# The request:
Give the number of lines holding the string "title", and nothing else.

# Given records start

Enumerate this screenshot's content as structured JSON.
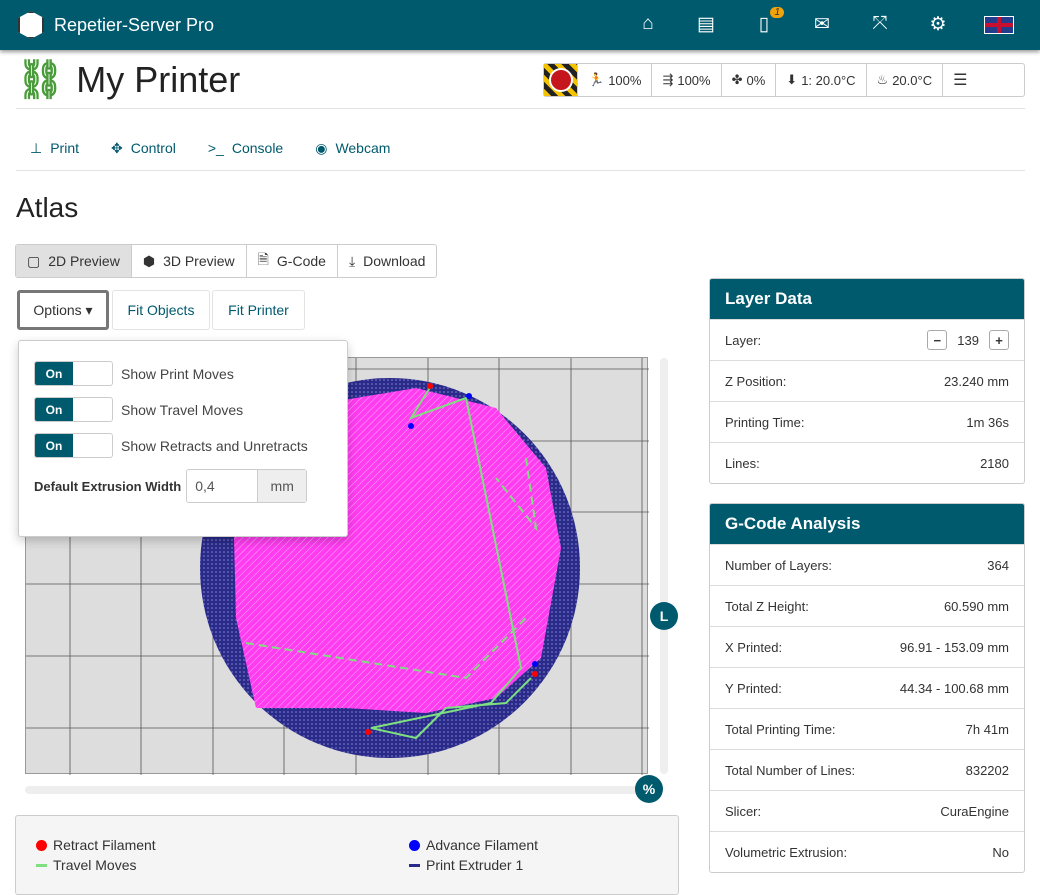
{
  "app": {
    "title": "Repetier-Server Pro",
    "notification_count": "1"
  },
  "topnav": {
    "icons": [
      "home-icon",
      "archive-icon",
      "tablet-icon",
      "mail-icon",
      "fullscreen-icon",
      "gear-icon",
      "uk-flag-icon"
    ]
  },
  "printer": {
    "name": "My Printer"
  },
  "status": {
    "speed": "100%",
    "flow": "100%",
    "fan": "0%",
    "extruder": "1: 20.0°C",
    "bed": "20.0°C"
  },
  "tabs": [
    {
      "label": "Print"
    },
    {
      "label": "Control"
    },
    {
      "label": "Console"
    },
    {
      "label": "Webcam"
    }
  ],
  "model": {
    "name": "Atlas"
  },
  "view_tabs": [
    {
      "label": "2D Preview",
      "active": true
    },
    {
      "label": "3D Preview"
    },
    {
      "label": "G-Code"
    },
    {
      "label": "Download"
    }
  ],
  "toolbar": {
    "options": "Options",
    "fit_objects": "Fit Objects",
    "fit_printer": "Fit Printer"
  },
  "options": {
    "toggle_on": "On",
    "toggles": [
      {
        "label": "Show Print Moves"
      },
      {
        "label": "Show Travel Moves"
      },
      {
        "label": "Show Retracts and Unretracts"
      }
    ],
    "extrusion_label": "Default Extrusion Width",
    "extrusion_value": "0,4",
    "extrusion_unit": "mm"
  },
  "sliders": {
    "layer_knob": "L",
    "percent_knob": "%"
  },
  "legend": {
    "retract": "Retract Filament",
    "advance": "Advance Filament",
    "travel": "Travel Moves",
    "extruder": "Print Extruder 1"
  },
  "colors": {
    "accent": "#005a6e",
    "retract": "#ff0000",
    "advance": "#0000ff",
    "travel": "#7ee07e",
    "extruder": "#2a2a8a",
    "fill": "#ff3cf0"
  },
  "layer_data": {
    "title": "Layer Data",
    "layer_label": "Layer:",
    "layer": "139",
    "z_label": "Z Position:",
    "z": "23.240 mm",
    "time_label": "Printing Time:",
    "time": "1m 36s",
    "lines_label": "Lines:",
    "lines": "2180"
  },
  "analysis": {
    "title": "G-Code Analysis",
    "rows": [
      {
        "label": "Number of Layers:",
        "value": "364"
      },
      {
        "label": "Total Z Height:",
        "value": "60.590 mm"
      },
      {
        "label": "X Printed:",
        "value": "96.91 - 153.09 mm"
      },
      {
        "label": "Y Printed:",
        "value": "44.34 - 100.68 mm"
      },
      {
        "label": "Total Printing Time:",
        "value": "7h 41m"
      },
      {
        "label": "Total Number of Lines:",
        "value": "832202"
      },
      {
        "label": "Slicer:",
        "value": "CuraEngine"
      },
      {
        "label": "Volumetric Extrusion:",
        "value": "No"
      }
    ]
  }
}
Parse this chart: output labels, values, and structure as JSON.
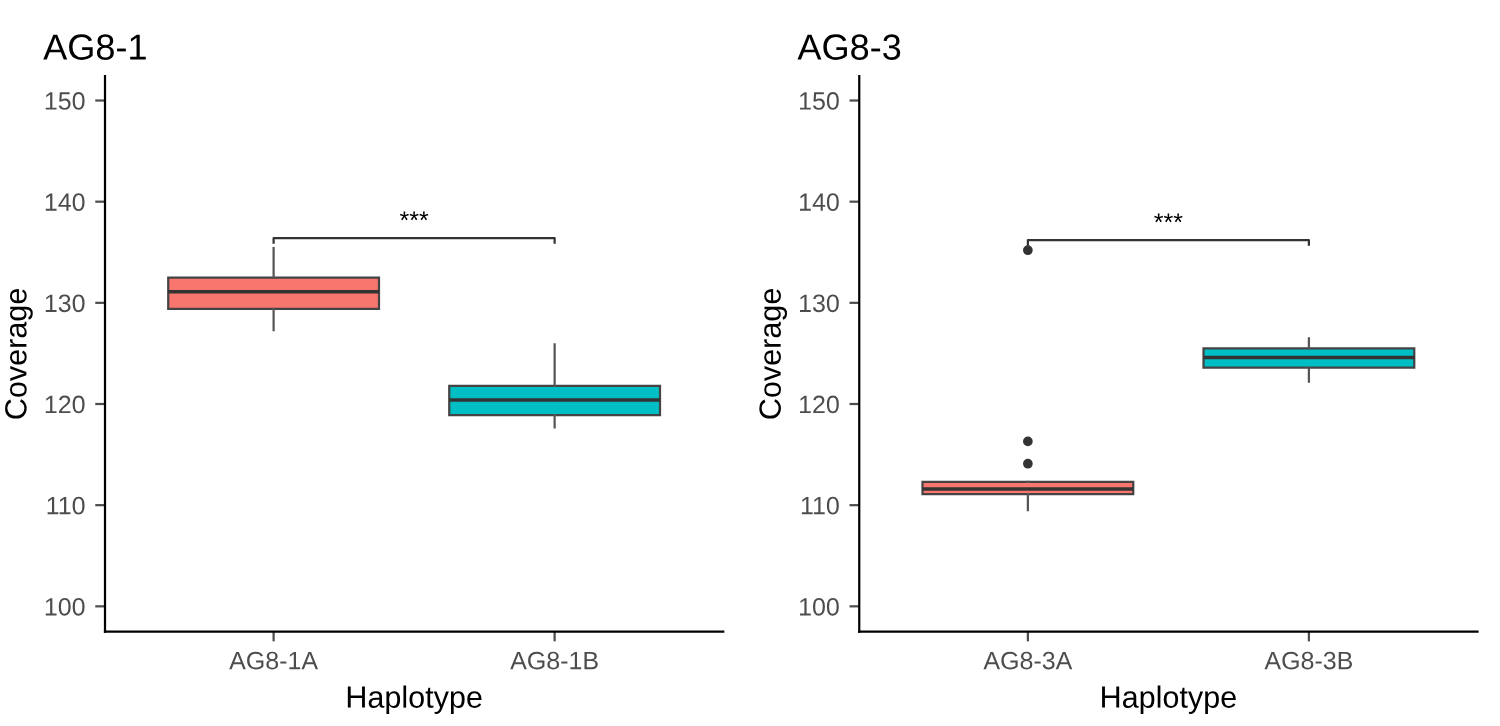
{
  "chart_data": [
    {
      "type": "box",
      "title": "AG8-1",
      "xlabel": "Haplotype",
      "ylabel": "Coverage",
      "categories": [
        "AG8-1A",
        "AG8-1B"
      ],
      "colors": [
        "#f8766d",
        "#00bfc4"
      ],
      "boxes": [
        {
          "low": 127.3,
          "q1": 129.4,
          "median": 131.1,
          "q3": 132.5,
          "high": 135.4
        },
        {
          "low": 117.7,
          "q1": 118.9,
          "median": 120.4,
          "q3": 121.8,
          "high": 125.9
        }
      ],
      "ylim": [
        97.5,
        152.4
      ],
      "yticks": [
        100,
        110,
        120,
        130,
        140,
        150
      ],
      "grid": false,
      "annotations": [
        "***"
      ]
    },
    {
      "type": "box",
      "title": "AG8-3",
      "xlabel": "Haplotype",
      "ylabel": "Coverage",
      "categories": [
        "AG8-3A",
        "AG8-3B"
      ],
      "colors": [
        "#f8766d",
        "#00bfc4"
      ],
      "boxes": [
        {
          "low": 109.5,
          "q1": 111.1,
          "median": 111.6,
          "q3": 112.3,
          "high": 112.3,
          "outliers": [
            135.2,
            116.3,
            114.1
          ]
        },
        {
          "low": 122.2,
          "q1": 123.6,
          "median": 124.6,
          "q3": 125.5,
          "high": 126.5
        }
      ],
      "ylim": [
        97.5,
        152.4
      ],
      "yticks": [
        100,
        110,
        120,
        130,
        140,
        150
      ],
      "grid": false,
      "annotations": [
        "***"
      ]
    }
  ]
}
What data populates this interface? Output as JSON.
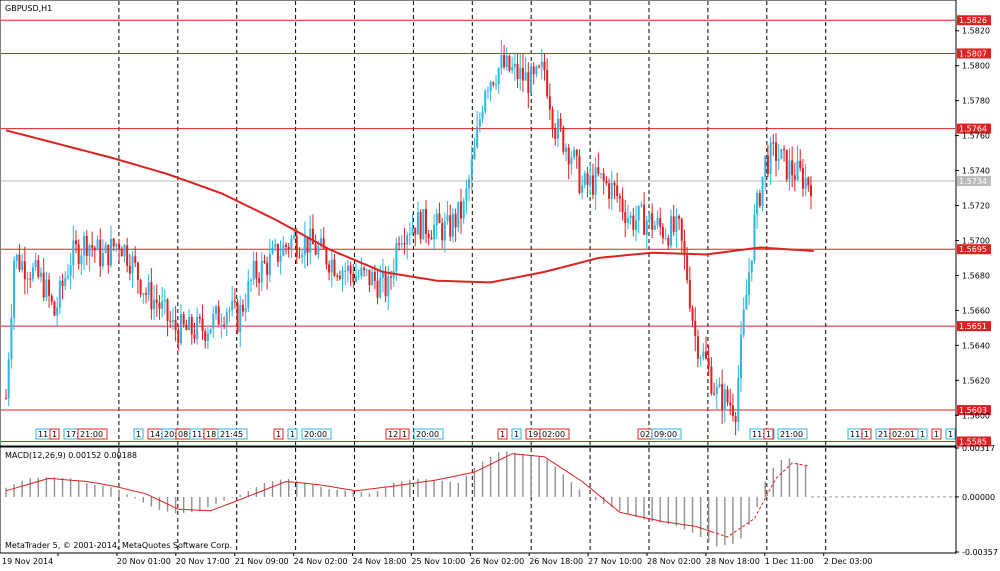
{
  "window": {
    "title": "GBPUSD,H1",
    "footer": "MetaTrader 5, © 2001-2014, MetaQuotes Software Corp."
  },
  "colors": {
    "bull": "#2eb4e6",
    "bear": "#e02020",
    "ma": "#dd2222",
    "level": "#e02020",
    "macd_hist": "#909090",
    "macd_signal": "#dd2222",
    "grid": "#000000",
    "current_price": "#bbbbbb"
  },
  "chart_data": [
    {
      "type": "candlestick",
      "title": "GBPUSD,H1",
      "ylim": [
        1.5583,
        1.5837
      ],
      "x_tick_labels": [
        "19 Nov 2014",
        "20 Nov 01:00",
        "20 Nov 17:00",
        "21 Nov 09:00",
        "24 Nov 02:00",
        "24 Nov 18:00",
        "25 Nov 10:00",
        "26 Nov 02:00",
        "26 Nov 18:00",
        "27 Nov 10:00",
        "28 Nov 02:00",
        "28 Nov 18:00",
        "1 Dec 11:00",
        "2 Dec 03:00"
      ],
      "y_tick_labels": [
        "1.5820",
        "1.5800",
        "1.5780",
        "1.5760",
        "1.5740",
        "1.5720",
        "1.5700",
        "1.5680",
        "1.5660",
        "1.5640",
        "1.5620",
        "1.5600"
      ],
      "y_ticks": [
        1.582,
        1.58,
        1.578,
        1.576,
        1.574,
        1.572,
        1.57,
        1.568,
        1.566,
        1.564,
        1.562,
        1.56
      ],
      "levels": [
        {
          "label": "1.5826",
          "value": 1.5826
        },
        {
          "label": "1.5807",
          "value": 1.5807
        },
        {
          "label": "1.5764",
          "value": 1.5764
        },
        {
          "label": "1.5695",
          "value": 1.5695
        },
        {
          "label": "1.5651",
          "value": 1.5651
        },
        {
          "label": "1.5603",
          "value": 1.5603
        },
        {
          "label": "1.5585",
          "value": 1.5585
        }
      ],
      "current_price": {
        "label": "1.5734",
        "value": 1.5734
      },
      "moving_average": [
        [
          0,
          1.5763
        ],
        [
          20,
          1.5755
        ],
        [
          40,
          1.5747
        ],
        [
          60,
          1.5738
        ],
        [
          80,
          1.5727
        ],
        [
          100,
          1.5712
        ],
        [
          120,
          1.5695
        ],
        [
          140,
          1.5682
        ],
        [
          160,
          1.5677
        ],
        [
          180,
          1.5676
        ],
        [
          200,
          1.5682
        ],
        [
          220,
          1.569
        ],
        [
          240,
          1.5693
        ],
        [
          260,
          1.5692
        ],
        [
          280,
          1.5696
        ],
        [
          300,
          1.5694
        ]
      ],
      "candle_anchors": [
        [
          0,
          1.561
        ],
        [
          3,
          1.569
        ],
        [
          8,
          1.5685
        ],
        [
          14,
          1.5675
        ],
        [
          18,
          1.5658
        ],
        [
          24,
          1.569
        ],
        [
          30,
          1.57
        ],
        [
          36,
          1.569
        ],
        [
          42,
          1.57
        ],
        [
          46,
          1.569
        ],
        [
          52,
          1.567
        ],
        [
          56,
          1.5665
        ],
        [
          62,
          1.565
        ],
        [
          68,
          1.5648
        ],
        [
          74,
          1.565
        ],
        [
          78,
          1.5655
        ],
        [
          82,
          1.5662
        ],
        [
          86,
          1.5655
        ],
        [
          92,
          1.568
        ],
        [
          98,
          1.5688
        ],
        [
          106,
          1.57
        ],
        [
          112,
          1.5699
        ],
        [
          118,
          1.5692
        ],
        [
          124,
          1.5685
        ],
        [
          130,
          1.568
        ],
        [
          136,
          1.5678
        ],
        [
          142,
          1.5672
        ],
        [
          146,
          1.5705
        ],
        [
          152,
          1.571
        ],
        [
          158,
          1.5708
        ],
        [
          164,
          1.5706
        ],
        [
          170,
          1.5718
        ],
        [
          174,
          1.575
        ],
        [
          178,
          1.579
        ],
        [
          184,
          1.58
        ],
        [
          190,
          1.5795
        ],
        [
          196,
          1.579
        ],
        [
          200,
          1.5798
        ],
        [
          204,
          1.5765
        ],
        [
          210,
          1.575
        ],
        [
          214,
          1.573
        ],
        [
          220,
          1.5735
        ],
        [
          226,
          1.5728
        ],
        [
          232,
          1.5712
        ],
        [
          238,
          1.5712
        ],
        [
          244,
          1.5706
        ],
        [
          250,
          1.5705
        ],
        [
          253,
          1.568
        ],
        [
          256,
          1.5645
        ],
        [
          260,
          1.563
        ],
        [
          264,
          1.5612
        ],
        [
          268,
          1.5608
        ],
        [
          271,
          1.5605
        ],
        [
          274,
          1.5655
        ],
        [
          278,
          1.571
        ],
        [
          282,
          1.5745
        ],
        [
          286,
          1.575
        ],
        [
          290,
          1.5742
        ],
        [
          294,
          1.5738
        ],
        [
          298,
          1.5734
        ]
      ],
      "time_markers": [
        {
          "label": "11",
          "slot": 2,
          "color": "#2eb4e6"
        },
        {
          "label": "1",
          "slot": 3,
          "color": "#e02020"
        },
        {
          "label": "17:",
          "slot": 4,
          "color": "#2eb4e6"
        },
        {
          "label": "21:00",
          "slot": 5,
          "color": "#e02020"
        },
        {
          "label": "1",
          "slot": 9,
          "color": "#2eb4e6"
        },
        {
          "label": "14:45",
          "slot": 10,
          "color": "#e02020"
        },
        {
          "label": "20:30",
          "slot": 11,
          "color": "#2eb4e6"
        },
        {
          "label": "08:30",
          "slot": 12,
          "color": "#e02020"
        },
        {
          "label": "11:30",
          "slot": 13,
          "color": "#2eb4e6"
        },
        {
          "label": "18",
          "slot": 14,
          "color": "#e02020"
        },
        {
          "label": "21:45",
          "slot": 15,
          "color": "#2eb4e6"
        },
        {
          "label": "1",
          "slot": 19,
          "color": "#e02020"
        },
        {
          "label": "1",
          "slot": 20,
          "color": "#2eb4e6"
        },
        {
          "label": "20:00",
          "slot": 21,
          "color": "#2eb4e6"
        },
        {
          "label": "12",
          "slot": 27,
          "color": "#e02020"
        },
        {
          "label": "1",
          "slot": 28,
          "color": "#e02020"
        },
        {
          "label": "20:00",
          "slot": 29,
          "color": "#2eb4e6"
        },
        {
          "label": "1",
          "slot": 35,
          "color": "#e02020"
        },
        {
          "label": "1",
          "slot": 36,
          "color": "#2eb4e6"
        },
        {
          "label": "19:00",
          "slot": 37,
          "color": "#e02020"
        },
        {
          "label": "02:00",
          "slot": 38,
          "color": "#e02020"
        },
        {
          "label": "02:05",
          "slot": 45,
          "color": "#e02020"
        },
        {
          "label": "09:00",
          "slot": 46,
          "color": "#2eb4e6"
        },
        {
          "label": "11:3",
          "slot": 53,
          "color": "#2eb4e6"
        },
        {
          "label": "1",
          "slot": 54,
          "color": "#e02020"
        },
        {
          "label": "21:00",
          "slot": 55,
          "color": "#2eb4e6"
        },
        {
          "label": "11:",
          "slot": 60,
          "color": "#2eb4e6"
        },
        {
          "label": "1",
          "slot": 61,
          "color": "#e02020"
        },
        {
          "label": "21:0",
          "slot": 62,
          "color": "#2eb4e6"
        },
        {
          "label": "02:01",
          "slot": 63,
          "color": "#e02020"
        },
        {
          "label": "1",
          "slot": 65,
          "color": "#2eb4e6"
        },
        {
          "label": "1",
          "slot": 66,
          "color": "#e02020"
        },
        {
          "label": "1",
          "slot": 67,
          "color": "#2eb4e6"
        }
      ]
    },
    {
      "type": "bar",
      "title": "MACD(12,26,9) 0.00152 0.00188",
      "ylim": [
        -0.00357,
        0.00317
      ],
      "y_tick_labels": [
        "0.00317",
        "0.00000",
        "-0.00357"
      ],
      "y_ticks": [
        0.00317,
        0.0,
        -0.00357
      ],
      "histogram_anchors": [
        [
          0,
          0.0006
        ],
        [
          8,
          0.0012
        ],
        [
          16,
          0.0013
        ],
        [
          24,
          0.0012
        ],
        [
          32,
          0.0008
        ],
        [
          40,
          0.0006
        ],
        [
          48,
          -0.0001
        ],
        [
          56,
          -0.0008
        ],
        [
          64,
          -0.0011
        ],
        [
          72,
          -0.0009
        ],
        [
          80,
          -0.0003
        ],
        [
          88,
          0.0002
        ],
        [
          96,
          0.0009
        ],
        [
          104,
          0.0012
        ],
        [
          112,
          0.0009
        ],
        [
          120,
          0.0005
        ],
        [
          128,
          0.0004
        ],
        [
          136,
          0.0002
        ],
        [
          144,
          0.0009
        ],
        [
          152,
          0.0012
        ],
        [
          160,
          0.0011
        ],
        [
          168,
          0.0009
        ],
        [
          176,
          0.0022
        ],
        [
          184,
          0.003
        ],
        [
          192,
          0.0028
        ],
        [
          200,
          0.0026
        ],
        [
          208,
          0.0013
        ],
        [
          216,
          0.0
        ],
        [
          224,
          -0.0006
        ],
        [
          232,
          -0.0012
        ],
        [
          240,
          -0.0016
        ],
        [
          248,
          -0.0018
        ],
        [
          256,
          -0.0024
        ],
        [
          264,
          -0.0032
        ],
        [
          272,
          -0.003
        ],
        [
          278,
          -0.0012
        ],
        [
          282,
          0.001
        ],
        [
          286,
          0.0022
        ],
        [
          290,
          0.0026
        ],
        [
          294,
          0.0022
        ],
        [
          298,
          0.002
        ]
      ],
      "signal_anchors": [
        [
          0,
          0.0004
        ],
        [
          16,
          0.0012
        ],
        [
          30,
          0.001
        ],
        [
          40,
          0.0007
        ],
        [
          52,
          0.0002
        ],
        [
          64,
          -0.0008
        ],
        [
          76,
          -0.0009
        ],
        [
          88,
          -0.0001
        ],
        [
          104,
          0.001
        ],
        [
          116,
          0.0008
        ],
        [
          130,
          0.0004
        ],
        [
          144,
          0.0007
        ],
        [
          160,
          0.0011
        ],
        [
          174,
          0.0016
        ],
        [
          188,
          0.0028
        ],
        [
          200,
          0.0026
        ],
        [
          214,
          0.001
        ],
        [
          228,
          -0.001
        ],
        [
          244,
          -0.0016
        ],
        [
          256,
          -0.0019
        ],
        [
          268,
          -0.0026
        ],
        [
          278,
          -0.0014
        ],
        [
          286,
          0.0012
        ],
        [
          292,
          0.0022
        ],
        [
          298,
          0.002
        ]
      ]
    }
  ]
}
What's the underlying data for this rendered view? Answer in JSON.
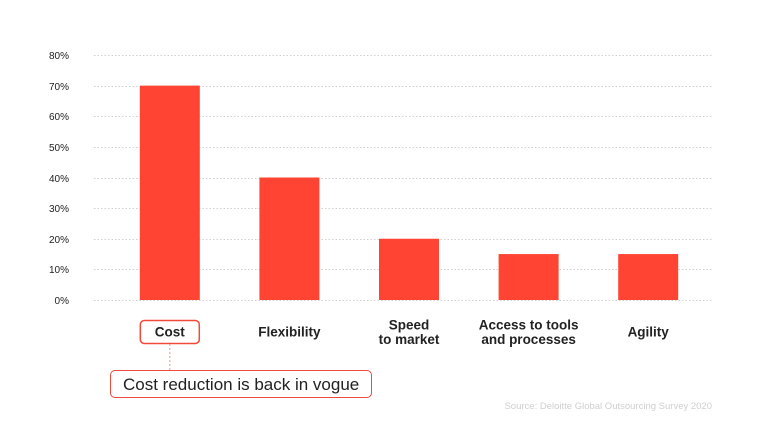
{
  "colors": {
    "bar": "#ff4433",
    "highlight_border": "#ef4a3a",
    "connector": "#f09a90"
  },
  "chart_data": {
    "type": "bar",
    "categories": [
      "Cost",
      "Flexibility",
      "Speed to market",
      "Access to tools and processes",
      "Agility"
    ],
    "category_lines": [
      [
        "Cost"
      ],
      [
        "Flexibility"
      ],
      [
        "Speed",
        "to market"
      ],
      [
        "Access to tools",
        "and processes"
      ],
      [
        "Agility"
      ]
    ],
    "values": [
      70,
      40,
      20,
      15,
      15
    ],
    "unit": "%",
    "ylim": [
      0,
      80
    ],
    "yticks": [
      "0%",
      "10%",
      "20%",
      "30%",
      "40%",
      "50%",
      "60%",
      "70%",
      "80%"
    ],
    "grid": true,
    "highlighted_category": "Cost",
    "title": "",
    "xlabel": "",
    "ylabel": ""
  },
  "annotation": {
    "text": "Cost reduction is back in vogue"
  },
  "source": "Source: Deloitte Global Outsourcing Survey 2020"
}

# Given records end

# Full answer:
9